- _Given records_
[start]

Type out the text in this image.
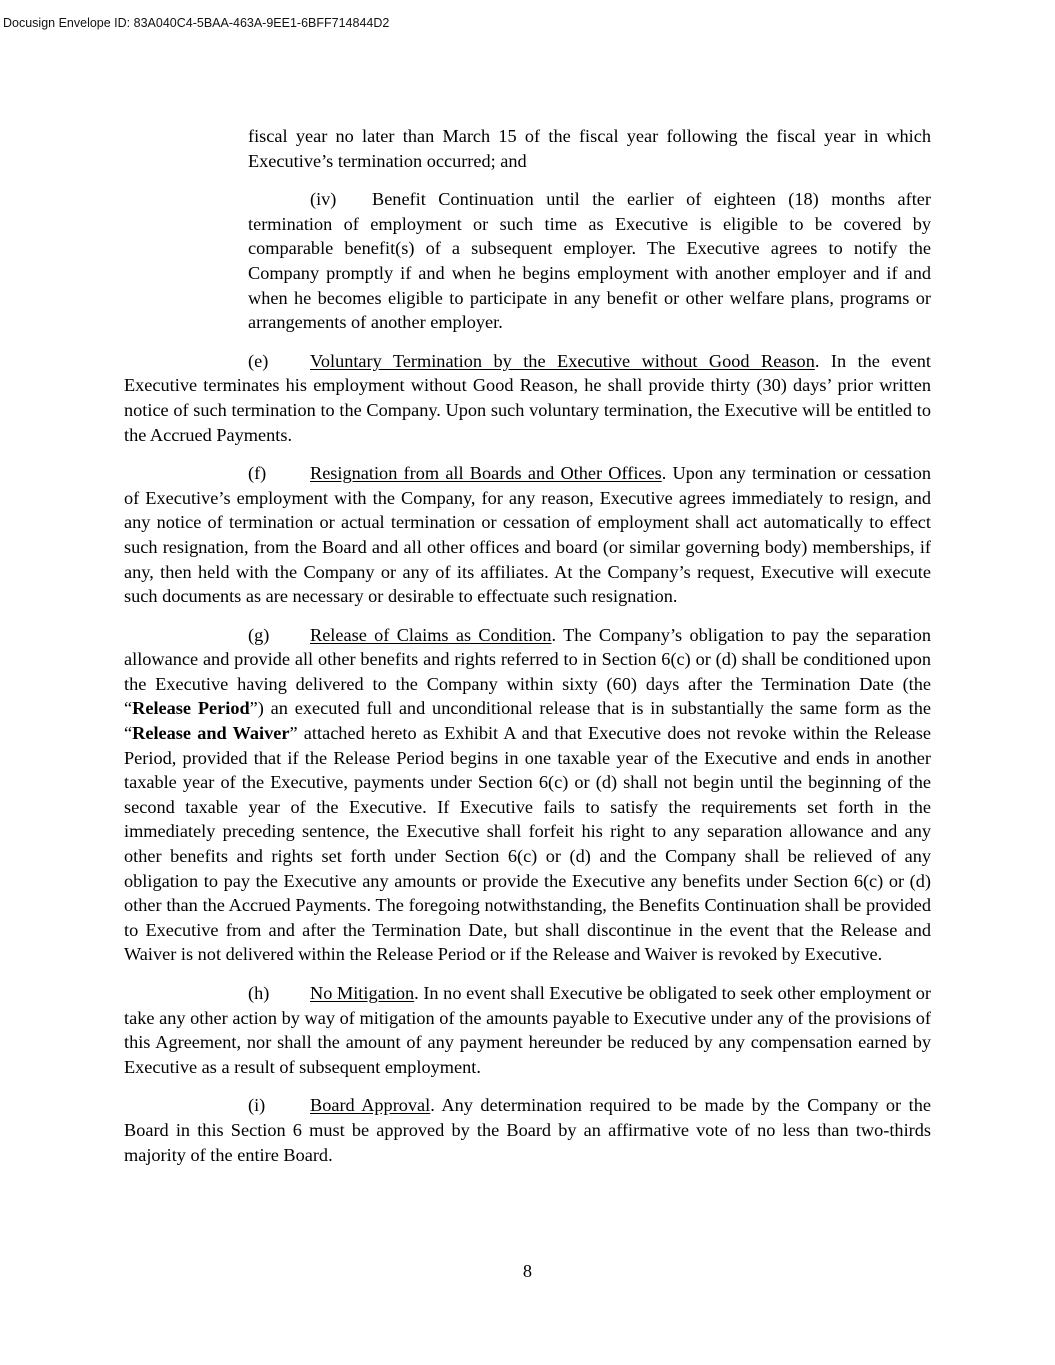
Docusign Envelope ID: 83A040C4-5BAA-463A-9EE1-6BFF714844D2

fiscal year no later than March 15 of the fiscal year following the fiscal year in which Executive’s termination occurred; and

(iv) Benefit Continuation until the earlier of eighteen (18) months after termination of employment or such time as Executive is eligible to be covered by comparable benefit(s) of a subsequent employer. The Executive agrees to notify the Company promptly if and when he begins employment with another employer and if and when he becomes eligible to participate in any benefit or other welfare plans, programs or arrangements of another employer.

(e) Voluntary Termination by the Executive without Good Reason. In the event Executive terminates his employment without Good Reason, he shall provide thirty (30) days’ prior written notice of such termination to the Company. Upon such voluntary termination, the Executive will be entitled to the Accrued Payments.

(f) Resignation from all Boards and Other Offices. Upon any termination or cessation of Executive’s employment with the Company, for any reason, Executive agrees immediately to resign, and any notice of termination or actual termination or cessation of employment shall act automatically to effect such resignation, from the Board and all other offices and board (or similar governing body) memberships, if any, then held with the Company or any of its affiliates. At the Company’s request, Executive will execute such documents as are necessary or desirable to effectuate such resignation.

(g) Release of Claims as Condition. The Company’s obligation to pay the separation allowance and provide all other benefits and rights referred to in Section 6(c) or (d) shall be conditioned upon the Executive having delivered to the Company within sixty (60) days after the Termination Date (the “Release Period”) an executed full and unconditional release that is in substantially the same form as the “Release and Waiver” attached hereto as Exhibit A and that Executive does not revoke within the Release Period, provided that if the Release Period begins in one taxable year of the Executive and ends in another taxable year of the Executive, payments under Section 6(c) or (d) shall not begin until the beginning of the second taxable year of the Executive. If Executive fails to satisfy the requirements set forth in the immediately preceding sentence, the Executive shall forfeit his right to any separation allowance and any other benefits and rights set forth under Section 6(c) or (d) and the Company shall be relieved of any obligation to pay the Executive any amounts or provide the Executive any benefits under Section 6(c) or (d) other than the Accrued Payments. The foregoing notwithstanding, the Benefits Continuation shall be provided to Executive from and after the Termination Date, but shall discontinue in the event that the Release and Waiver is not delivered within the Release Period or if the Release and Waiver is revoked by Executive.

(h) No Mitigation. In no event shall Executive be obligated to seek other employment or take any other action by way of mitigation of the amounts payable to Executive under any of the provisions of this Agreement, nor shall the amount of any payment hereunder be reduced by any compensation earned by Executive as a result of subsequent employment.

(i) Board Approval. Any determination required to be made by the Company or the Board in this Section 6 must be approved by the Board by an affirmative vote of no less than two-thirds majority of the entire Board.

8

[end]

- _Exercise_
Copy whichever lines in the listing above contain the word "Board".

- _Complete answer_
(f) Resignation from all Boards and Other Offices. Upon any termination or cessation of Executive’s employment with the Company, for any reason, Executive agrees immediately to resign, and any notice of termination or actual termination or cessation of employment shall act automatically to effect such resignation, from the Board and all other offices and board (or similar governing body) memberships, if any, then held with the Company or any of its affiliates. At the Company’s request, Executive will execute such documents as are necessary or desirable to effectuate such resignation.
(i) Board Approval. Any determination required to be made by the Company or the Board in this Section 6 must be approved by the Board by an affirmative vote of no less than two-thirds majority of the entire Board.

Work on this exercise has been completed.